**Given task**: Identify each line below that contains the word "planner", and copy it out.

**Information supplied**:
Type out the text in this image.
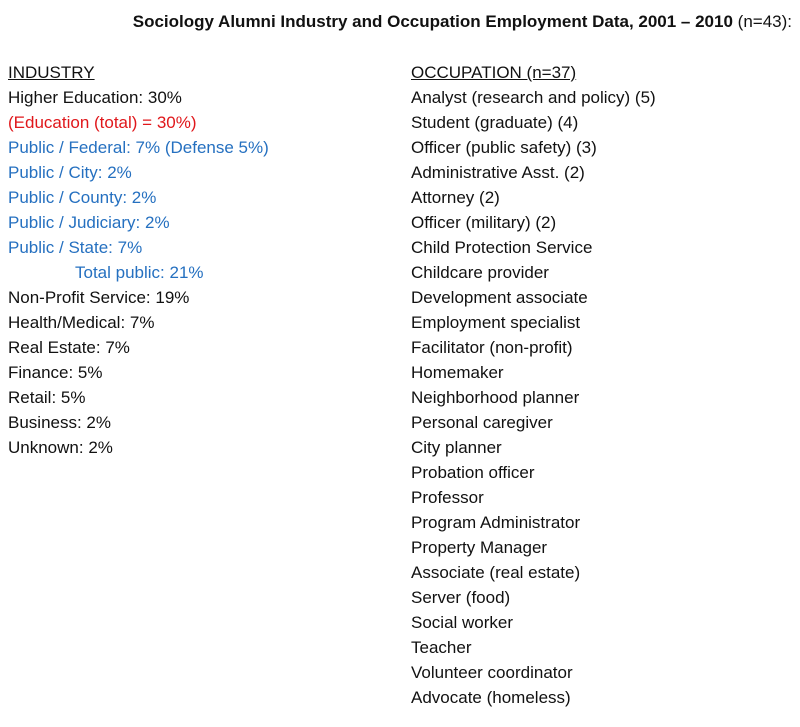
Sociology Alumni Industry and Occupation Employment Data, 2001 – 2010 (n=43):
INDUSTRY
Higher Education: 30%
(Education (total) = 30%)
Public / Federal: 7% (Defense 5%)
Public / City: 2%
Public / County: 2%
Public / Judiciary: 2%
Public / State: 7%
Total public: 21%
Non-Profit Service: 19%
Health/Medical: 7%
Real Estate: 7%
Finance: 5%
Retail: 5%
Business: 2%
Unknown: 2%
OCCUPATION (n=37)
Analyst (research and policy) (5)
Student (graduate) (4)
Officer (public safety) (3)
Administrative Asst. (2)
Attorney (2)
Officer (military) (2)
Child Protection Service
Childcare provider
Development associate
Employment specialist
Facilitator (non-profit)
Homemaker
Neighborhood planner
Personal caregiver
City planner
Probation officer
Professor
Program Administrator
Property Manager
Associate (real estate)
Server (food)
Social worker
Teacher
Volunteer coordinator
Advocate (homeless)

**Answer for the task**:
Neighborhood planner
City planner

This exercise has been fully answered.